* **Directions for this task**
Reproduce the records below exactly as given.

* **Listed entries**
------------------------------

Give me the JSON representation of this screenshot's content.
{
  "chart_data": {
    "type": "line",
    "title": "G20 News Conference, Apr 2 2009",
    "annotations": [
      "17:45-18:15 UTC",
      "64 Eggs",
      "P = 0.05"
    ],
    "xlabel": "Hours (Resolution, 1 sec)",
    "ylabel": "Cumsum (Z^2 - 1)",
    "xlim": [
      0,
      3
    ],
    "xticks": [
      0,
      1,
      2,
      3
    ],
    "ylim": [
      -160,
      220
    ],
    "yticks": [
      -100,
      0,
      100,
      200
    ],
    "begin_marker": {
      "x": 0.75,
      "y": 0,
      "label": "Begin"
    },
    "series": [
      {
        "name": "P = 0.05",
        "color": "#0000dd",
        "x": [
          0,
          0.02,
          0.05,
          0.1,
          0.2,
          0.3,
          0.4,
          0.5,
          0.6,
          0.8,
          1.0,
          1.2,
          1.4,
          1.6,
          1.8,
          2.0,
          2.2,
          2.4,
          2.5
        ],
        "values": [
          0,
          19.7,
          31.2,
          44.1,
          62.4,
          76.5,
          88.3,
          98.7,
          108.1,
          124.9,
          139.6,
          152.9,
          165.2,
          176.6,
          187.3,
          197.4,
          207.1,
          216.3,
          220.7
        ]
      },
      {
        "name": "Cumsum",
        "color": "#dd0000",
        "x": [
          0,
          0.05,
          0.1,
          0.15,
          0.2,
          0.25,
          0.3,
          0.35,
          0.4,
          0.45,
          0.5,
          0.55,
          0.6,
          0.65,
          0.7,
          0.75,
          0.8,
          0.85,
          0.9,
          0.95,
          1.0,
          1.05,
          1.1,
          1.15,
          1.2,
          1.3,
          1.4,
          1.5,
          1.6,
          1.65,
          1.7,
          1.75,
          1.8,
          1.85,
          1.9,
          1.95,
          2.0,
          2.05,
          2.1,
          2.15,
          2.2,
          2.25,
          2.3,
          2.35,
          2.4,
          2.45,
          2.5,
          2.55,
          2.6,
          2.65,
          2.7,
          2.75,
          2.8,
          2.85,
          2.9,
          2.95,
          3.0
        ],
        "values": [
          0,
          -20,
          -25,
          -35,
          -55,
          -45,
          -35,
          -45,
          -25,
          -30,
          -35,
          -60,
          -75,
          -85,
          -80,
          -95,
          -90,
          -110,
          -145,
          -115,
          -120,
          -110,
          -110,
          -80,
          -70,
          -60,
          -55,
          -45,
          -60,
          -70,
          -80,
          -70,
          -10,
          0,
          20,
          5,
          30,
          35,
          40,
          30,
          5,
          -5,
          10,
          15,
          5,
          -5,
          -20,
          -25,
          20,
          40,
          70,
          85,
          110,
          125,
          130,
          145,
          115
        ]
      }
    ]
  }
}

------------------------------

* **Written response**
Give me the JSON representation of this screenshot's content.
{
  "chart_data": {
    "type": "line",
    "title": "G20 News Conference, Apr 2 2009",
    "annotations": [
      "17:45-18:15 UTC",
      "64 Eggs",
      "P = 0.05"
    ],
    "xlabel": "Hours (Resolution, 1 sec)",
    "ylabel": "Cumsum (Z^2 - 1)",
    "xlim": [
      0,
      3
    ],
    "xticks": [
      0,
      1,
      2,
      3
    ],
    "ylim": [
      -160,
      220
    ],
    "yticks": [
      -100,
      0,
      100,
      200
    ],
    "begin_marker": {
      "x": 0.75,
      "y": 0,
      "label": "Begin"
    },
    "series": [
      {
        "name": "P = 0.05",
        "color": "#0000dd",
        "x": [
          0,
          0.02,
          0.05,
          0.1,
          0.2,
          0.3,
          0.4,
          0.5,
          0.6,
          0.8,
          1.0,
          1.2,
          1.4,
          1.6,
          1.8,
          2.0,
          2.2,
          2.4,
          2.5
        ],
        "values": [
          0,
          19.7,
          31.2,
          44.1,
          62.4,
          76.5,
          88.3,
          98.7,
          108.1,
          124.9,
          139.6,
          152.9,
          165.2,
          176.6,
          187.3,
          197.4,
          207.1,
          216.3,
          220.7
        ]
      },
      {
        "name": "Cumsum",
        "color": "#dd0000",
        "x": [
          0,
          0.05,
          0.1,
          0.15,
          0.2,
          0.25,
          0.3,
          0.35,
          0.4,
          0.45,
          0.5,
          0.55,
          0.6,
          0.65,
          0.7,
          0.75,
          0.8,
          0.85,
          0.9,
          0.95,
          1.0,
          1.05,
          1.1,
          1.15,
          1.2,
          1.3,
          1.4,
          1.5,
          1.6,
          1.65,
          1.7,
          1.75,
          1.8,
          1.85,
          1.9,
          1.95,
          2.0,
          2.05,
          2.1,
          2.15,
          2.2,
          2.25,
          2.3,
          2.35,
          2.4,
          2.45,
          2.5,
          2.55,
          2.6,
          2.65,
          2.7,
          2.75,
          2.8,
          2.85,
          2.9,
          2.95,
          3.0
        ],
        "values": [
          0,
          -20,
          -25,
          -35,
          -55,
          -45,
          -35,
          -45,
          -25,
          -30,
          -35,
          -60,
          -75,
          -85,
          -80,
          -95,
          -90,
          -110,
          -145,
          -115,
          -120,
          -110,
          -110,
          -80,
          -70,
          -60,
          -55,
          -45,
          -60,
          -70,
          -80,
          -70,
          -10,
          0,
          20,
          5,
          30,
          35,
          40,
          30,
          5,
          -5,
          10,
          15,
          5,
          -5,
          -20,
          -25,
          20,
          40,
          70,
          85,
          110,
          125,
          130,
          145,
          115
        ]
      }
    ]
  }
}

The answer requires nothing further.